Write out each entry again. Keep every word exactly as it is.

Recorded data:
——————

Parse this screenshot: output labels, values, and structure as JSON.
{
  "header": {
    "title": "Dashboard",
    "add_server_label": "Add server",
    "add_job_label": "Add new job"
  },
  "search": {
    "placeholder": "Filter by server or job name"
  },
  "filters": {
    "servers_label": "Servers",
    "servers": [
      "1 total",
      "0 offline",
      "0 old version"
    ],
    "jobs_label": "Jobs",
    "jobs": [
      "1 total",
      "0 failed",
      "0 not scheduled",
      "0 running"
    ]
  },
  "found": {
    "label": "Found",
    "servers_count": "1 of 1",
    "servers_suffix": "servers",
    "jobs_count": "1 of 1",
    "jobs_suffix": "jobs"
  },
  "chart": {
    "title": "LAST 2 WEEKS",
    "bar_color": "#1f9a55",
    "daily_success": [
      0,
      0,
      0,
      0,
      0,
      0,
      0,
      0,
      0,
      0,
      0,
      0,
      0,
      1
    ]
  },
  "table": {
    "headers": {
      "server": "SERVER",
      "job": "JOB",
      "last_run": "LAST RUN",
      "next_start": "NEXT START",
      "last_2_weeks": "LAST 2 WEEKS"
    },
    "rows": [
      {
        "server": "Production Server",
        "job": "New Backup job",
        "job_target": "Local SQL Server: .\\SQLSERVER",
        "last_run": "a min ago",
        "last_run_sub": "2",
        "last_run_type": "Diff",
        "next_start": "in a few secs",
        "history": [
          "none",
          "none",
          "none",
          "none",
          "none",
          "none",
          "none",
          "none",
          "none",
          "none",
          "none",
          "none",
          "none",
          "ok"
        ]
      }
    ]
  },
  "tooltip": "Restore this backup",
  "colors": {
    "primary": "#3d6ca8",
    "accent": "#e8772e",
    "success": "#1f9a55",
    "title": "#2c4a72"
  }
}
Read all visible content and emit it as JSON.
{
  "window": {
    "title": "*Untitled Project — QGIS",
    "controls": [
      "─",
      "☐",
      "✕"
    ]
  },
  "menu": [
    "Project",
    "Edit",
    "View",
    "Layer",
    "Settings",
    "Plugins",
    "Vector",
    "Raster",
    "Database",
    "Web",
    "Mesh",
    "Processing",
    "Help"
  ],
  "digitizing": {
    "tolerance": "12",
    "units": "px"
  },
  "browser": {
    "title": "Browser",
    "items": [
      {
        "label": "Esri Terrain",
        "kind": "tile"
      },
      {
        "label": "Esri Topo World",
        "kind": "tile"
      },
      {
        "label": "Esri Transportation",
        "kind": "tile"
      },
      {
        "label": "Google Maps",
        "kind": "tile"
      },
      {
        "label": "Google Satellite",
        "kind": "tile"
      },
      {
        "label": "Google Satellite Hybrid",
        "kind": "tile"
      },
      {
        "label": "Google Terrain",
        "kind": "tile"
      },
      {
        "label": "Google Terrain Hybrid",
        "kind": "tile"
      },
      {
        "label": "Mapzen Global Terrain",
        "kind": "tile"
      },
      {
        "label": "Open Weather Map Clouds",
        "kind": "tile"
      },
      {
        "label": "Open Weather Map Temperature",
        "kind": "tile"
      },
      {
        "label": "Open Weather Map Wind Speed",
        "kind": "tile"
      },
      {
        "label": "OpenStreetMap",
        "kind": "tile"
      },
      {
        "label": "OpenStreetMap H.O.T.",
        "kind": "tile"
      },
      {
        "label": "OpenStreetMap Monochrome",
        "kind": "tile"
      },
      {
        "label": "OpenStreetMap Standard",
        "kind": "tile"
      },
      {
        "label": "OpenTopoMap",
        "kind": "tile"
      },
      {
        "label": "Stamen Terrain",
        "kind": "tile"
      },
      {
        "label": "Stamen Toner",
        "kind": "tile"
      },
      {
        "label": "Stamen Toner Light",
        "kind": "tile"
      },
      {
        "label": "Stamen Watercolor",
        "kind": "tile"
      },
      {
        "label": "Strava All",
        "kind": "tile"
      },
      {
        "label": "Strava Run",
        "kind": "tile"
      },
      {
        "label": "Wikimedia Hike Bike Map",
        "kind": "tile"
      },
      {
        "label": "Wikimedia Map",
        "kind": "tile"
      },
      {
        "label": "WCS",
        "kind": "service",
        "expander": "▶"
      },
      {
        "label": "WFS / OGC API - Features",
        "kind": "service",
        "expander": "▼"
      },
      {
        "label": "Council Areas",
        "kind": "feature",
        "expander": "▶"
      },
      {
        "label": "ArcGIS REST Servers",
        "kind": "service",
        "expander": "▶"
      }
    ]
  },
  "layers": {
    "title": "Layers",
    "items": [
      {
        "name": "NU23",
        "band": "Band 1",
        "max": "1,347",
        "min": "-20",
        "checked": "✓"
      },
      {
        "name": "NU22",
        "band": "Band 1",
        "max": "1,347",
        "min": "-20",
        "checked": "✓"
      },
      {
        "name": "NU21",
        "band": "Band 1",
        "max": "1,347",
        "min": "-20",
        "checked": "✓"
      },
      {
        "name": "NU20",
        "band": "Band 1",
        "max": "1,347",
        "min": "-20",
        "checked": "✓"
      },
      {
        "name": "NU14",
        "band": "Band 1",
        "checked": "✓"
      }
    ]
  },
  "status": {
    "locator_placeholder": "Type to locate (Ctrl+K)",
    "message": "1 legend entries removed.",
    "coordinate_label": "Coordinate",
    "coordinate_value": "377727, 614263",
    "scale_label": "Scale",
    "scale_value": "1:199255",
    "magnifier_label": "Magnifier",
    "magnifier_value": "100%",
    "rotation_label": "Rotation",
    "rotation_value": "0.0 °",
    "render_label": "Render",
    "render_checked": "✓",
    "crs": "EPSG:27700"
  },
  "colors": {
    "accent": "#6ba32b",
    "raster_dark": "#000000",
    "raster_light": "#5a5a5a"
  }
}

——————

-- Reply --
Parse this screenshot: output labels, values, and structure as JSON.
{
  "header": {
    "title": "Dashboard",
    "add_server_label": "Add server",
    "add_job_label": "Add new job"
  },
  "search": {
    "placeholder": "Filter by server or job name"
  },
  "filters": {
    "servers_label": "Servers",
    "servers": [
      "1 total",
      "0 offline",
      "0 old version"
    ],
    "jobs_label": "Jobs",
    "jobs": [
      "1 total",
      "0 failed",
      "0 not scheduled",
      "0 running"
    ]
  },
  "found": {
    "label": "Found",
    "servers_count": "1 of 1",
    "servers_suffix": "servers",
    "jobs_count": "1 of 1",
    "jobs_suffix": "jobs"
  },
  "chart": {
    "title": "LAST 2 WEEKS",
    "bar_color": "#1f9a55",
    "daily_success": [
      0,
      0,
      0,
      0,
      0,
      0,
      0,
      0,
      0,
      0,
      0,
      0,
      0,
      1
    ]
  },
  "table": {
    "headers": {
      "server": "SERVER",
      "job": "JOB",
      "last_run": "LAST RUN",
      "next_start": "NEXT START",
      "last_2_weeks": "LAST 2 WEEKS"
    },
    "rows": [
      {
        "server": "Production Server",
        "job": "New Backup job",
        "job_target": "Local SQL Server: .\\SQLSERVER",
        "last_run": "a min ago",
        "last_run_sub": "2",
        "last_run_type": "Diff",
        "next_start": "in a few secs",
        "history": [
          "none",
          "none",
          "none",
          "none",
          "none",
          "none",
          "none",
          "none",
          "none",
          "none",
          "none",
          "none",
          "none",
          "ok"
        ]
      }
    ]
  },
  "tooltip": "Restore this backup",
  "colors": {
    "primary": "#3d6ca8",
    "accent": "#e8772e",
    "success": "#1f9a55",
    "title": "#2c4a72"
  }
}
Read all visible content and emit it as JSON.
{
  "window": {
    "title": "*Untitled Project — QGIS",
    "controls": [
      "─",
      "☐",
      "✕"
    ]
  },
  "menu": [
    "Project",
    "Edit",
    "View",
    "Layer",
    "Settings",
    "Plugins",
    "Vector",
    "Raster",
    "Database",
    "Web",
    "Mesh",
    "Processing",
    "Help"
  ],
  "digitizing": {
    "tolerance": "12",
    "units": "px"
  },
  "browser": {
    "title": "Browser",
    "items": [
      {
        "label": "Esri Terrain",
        "kind": "tile"
      },
      {
        "label": "Esri Topo World",
        "kind": "tile"
      },
      {
        "label": "Esri Transportation",
        "kind": "tile"
      },
      {
        "label": "Google Maps",
        "kind": "tile"
      },
      {
        "label": "Google Satellite",
        "kind": "tile"
      },
      {
        "label": "Google Satellite Hybrid",
        "kind": "tile"
      },
      {
        "label": "Google Terrain",
        "kind": "tile"
      },
      {
        "label": "Google Terrain Hybrid",
        "kind": "tile"
      },
      {
        "label": "Mapzen Global Terrain",
        "kind": "tile"
      },
      {
        "label": "Open Weather Map Clouds",
        "kind": "tile"
      },
      {
        "label": "Open Weather Map Temperature",
        "kind": "tile"
      },
      {
        "label": "Open Weather Map Wind Speed",
        "kind": "tile"
      },
      {
        "label": "OpenStreetMap",
        "kind": "tile"
      },
      {
        "label": "OpenStreetMap H.O.T.",
        "kind": "tile"
      },
      {
        "label": "OpenStreetMap Monochrome",
        "kind": "tile"
      },
      {
        "label": "OpenStreetMap Standard",
        "kind": "tile"
      },
      {
        "label": "OpenTopoMap",
        "kind": "tile"
      },
      {
        "label": "Stamen Terrain",
        "kind": "tile"
      },
      {
        "label": "Stamen Toner",
        "kind": "tile"
      },
      {
        "label": "Stamen Toner Light",
        "kind": "tile"
      },
      {
        "label": "Stamen Watercolor",
        "kind": "tile"
      },
      {
        "label": "Strava All",
        "kind": "tile"
      },
      {
        "label": "Strava Run",
        "kind": "tile"
      },
      {
        "label": "Wikimedia Hike Bike Map",
        "kind": "tile"
      },
      {
        "label": "Wikimedia Map",
        "kind": "tile"
      },
      {
        "label": "WCS",
        "kind": "service",
        "expander": "▶"
      },
      {
        "label": "WFS / OGC API - Features",
        "kind": "service",
        "expander": "▼"
      },
      {
        "label": "Council Areas",
        "kind": "feature",
        "expander": "▶"
      },
      {
        "label": "ArcGIS REST Servers",
        "kind": "service",
        "expander": "▶"
      }
    ]
  },
  "layers": {
    "title": "Layers",
    "items": [
      {
        "name": "NU23",
        "band": "Band 1",
        "max": "1,347",
        "min": "-20",
        "checked": "✓"
      },
      {
        "name": "NU22",
        "band": "Band 1",
        "max": "1,347",
        "min": "-20",
        "checked": "✓"
      },
      {
        "name": "NU21",
        "band": "Band 1",
        "max": "1,347",
        "min": "-20",
        "checked": "✓"
      },
      {
        "name": "NU20",
        "band": "Band 1",
        "max": "1,347",
        "min": "-20",
        "checked": "✓"
      },
      {
        "name": "NU14",
        "band": "Band 1",
        "checked": "✓"
      }
    ]
  },
  "status": {
    "locator_placeholder": "Type to locate (Ctrl+K)",
    "message": "1 legend entries removed.",
    "coordinate_label": "Coordinate",
    "coordinate_value": "377727, 614263",
    "scale_label": "Scale",
    "scale_value": "1:199255",
    "magnifier_label": "Magnifier",
    "magnifier_value": "100%",
    "rotation_label": "Rotation",
    "rotation_value": "0.0 °",
    "render_label": "Render",
    "render_checked": "✓",
    "crs": "EPSG:27700"
  },
  "colors": {
    "accent": "#6ba32b",
    "raster_dark": "#000000",
    "raster_light": "#5a5a5a"
  }
}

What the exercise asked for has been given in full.